- [DIRECTIONS]:
Among the lines of these entries, how many hold the word "title"? State only the number.

- [SUPPLIED DATA]:
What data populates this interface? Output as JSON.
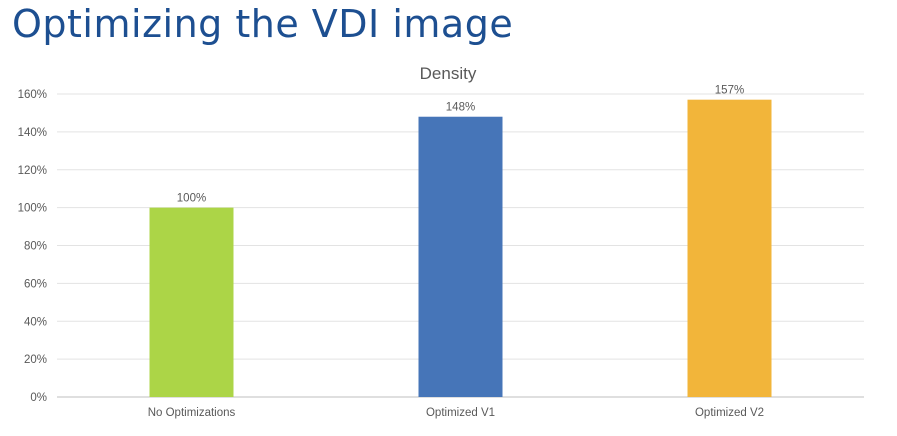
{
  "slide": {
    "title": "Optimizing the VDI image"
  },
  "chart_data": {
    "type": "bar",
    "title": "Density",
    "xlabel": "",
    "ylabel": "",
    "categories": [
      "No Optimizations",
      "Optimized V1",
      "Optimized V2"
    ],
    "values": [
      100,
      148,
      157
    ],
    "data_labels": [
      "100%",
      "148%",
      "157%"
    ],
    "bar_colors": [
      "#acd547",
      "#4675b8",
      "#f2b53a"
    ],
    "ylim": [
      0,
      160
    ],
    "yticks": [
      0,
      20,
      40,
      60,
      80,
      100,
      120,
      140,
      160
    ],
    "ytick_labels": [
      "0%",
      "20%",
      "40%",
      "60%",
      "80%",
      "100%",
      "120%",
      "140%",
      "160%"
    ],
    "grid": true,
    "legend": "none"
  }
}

- [WRITTEN SOLUTION]:
2